Dataset items
---
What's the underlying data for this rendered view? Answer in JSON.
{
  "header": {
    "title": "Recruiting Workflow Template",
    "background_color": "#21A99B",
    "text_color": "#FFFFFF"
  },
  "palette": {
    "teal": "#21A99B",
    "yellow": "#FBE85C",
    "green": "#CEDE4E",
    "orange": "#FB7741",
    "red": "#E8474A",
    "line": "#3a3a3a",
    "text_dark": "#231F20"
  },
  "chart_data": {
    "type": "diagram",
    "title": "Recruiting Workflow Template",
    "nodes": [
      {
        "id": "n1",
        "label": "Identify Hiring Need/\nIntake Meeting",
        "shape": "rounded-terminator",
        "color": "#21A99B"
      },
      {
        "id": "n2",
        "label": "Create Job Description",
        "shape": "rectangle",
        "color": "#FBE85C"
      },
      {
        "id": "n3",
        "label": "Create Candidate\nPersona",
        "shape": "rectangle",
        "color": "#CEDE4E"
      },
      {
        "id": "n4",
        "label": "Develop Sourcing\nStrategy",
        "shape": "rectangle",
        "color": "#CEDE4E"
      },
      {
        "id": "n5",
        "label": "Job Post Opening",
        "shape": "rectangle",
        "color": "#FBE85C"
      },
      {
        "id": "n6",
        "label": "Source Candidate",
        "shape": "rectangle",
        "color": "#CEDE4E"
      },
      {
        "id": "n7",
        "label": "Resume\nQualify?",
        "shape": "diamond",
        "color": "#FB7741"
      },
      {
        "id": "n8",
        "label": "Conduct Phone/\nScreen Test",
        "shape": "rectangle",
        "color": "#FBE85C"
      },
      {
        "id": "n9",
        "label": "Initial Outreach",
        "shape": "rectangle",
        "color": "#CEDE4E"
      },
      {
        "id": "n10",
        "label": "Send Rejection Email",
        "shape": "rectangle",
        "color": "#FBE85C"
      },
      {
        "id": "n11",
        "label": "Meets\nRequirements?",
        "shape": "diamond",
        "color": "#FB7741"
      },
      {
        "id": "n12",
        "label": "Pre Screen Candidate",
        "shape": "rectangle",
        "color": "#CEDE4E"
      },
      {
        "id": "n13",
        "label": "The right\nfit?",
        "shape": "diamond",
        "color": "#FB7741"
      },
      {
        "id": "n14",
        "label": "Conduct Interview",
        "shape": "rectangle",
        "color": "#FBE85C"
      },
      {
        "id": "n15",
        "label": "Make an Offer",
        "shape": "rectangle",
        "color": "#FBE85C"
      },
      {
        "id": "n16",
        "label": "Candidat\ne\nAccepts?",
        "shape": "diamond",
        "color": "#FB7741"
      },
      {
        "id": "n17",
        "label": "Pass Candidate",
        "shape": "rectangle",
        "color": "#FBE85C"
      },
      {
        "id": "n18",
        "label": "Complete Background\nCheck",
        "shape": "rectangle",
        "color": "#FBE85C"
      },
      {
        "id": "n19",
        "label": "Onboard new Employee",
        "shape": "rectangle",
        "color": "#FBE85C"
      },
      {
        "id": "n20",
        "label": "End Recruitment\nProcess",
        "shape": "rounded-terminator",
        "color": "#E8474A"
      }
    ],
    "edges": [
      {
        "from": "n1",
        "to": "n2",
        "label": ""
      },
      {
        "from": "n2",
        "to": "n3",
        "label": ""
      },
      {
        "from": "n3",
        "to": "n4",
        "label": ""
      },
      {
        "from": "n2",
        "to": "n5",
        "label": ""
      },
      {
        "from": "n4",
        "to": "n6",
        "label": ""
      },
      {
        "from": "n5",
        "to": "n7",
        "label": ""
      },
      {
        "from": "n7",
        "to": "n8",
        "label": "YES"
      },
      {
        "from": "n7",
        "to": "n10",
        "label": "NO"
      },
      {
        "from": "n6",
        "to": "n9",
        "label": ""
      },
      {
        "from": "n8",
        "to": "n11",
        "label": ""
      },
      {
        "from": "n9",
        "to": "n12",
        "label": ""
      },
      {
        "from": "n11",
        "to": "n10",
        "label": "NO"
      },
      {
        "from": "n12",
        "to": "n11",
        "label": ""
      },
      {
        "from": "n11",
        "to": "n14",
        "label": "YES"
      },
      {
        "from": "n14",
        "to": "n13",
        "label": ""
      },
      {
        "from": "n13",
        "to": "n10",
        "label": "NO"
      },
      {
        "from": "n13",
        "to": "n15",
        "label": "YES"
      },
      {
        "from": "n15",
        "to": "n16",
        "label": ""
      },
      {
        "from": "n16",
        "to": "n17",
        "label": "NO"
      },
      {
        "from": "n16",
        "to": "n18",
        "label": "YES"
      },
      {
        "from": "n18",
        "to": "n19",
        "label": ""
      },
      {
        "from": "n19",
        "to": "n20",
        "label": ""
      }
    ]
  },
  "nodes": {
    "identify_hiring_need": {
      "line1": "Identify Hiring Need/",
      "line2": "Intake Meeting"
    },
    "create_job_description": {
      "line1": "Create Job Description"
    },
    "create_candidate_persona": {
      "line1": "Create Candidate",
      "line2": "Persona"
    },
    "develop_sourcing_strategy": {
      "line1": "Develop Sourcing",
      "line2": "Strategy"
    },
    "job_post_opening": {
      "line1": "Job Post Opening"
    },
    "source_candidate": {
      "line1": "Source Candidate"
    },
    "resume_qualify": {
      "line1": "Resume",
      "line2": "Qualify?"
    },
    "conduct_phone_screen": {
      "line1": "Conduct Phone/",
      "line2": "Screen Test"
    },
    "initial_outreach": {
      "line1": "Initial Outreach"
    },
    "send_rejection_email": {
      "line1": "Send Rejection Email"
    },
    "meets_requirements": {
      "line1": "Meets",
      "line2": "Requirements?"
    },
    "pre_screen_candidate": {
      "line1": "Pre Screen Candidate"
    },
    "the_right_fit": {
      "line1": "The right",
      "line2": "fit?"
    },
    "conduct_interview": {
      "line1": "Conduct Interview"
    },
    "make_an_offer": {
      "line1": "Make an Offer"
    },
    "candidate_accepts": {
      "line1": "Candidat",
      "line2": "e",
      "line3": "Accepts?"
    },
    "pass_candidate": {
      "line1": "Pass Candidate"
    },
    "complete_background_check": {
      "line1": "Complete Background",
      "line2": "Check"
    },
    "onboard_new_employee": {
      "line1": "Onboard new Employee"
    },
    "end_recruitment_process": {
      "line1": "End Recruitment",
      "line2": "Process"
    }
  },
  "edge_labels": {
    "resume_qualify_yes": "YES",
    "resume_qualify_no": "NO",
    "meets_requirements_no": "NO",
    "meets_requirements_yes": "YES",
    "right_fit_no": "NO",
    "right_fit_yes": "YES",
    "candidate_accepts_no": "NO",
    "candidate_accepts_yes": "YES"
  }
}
---
- **Stated exercise**
Repeat the data exactly. Leave nothing out.

- **The solution**
What's the underlying data for this rendered view? Answer in JSON.
{
  "header": {
    "title": "Recruiting Workflow Template",
    "background_color": "#21A99B",
    "text_color": "#FFFFFF"
  },
  "palette": {
    "teal": "#21A99B",
    "yellow": "#FBE85C",
    "green": "#CEDE4E",
    "orange": "#FB7741",
    "red": "#E8474A",
    "line": "#3a3a3a",
    "text_dark": "#231F20"
  },
  "chart_data": {
    "type": "diagram",
    "title": "Recruiting Workflow Template",
    "nodes": [
      {
        "id": "n1",
        "label": "Identify Hiring Need/\nIntake Meeting",
        "shape": "rounded-terminator",
        "color": "#21A99B"
      },
      {
        "id": "n2",
        "label": "Create Job Description",
        "shape": "rectangle",
        "color": "#FBE85C"
      },
      {
        "id": "n3",
        "label": "Create Candidate\nPersona",
        "shape": "rectangle",
        "color": "#CEDE4E"
      },
      {
        "id": "n4",
        "label": "Develop Sourcing\nStrategy",
        "shape": "rectangle",
        "color": "#CEDE4E"
      },
      {
        "id": "n5",
        "label": "Job Post Opening",
        "shape": "rectangle",
        "color": "#FBE85C"
      },
      {
        "id": "n6",
        "label": "Source Candidate",
        "shape": "rectangle",
        "color": "#CEDE4E"
      },
      {
        "id": "n7",
        "label": "Resume\nQualify?",
        "shape": "diamond",
        "color": "#FB7741"
      },
      {
        "id": "n8",
        "label": "Conduct Phone/\nScreen Test",
        "shape": "rectangle",
        "color": "#FBE85C"
      },
      {
        "id": "n9",
        "label": "Initial Outreach",
        "shape": "rectangle",
        "color": "#CEDE4E"
      },
      {
        "id": "n10",
        "label": "Send Rejection Email",
        "shape": "rectangle",
        "color": "#FBE85C"
      },
      {
        "id": "n11",
        "label": "Meets\nRequirements?",
        "shape": "diamond",
        "color": "#FB7741"
      },
      {
        "id": "n12",
        "label": "Pre Screen Candidate",
        "shape": "rectangle",
        "color": "#CEDE4E"
      },
      {
        "id": "n13",
        "label": "The right\nfit?",
        "shape": "diamond",
        "color": "#FB7741"
      },
      {
        "id": "n14",
        "label": "Conduct Interview",
        "shape": "rectangle",
        "color": "#FBE85C"
      },
      {
        "id": "n15",
        "label": "Make an Offer",
        "shape": "rectangle",
        "color": "#FBE85C"
      },
      {
        "id": "n16",
        "label": "Candidat\ne\nAccepts?",
        "shape": "diamond",
        "color": "#FB7741"
      },
      {
        "id": "n17",
        "label": "Pass Candidate",
        "shape": "rectangle",
        "color": "#FBE85C"
      },
      {
        "id": "n18",
        "label": "Complete Background\nCheck",
        "shape": "rectangle",
        "color": "#FBE85C"
      },
      {
        "id": "n19",
        "label": "Onboard new Employee",
        "shape": "rectangle",
        "color": "#FBE85C"
      },
      {
        "id": "n20",
        "label": "End Recruitment\nProcess",
        "shape": "rounded-terminator",
        "color": "#E8474A"
      }
    ],
    "edges": [
      {
        "from": "n1",
        "to": "n2",
        "label": ""
      },
      {
        "from": "n2",
        "to": "n3",
        "label": ""
      },
      {
        "from": "n3",
        "to": "n4",
        "label": ""
      },
      {
        "from": "n2",
        "to": "n5",
        "label": ""
      },
      {
        "from": "n4",
        "to": "n6",
        "label": ""
      },
      {
        "from": "n5",
        "to": "n7",
        "label": ""
      },
      {
        "from": "n7",
        "to": "n8",
        "label": "YES"
      },
      {
        "from": "n7",
        "to": "n10",
        "label": "NO"
      },
      {
        "from": "n6",
        "to": "n9",
        "label": ""
      },
      {
        "from": "n8",
        "to": "n11",
        "label": ""
      },
      {
        "from": "n9",
        "to": "n12",
        "label": ""
      },
      {
        "from": "n11",
        "to": "n10",
        "label": "NO"
      },
      {
        "from": "n12",
        "to": "n11",
        "label": ""
      },
      {
        "from": "n11",
        "to": "n14",
        "label": "YES"
      },
      {
        "from": "n14",
        "to": "n13",
        "label": ""
      },
      {
        "from": "n13",
        "to": "n10",
        "label": "NO"
      },
      {
        "from": "n13",
        "to": "n15",
        "label": "YES"
      },
      {
        "from": "n15",
        "to": "n16",
        "label": ""
      },
      {
        "from": "n16",
        "to": "n17",
        "label": "NO"
      },
      {
        "from": "n16",
        "to": "n18",
        "label": "YES"
      },
      {
        "from": "n18",
        "to": "n19",
        "label": ""
      },
      {
        "from": "n19",
        "to": "n20",
        "label": ""
      }
    ]
  },
  "nodes": {
    "identify_hiring_need": {
      "line1": "Identify Hiring Need/",
      "line2": "Intake Meeting"
    },
    "create_job_description": {
      "line1": "Create Job Description"
    },
    "create_candidate_persona": {
      "line1": "Create Candidate",
      "line2": "Persona"
    },
    "develop_sourcing_strategy": {
      "line1": "Develop Sourcing",
      "line2": "Strategy"
    },
    "job_post_opening": {
      "line1": "Job Post Opening"
    },
    "source_candidate": {
      "line1": "Source Candidate"
    },
    "resume_qualify": {
      "line1": "Resume",
      "line2": "Qualify?"
    },
    "conduct_phone_screen": {
      "line1": "Conduct Phone/",
      "line2": "Screen Test"
    },
    "initial_outreach": {
      "line1": "Initial Outreach"
    },
    "send_rejection_email": {
      "line1": "Send Rejection Email"
    },
    "meets_requirements": {
      "line1": "Meets",
      "line2": "Requirements?"
    },
    "pre_screen_candidate": {
      "line1": "Pre Screen Candidate"
    },
    "the_right_fit": {
      "line1": "The right",
      "line2": "fit?"
    },
    "conduct_interview": {
      "line1": "Conduct Interview"
    },
    "make_an_offer": {
      "line1": "Make an Offer"
    },
    "candidate_accepts": {
      "line1": "Candidat",
      "line2": "e",
      "line3": "Accepts?"
    },
    "pass_candidate": {
      "line1": "Pass Candidate"
    },
    "complete_background_check": {
      "line1": "Complete Background",
      "line2": "Check"
    },
    "onboard_new_employee": {
      "line1": "Onboard new Employee"
    },
    "end_recruitment_process": {
      "line1": "End Recruitment",
      "line2": "Process"
    }
  },
  "edge_labels": {
    "resume_qualify_yes": "YES",
    "resume_qualify_no": "NO",
    "meets_requirements_no": "NO",
    "meets_requirements_yes": "YES",
    "right_fit_no": "NO",
    "right_fit_yes": "YES",
    "candidate_accepts_no": "NO",
    "candidate_accepts_yes": "YES"
  }
}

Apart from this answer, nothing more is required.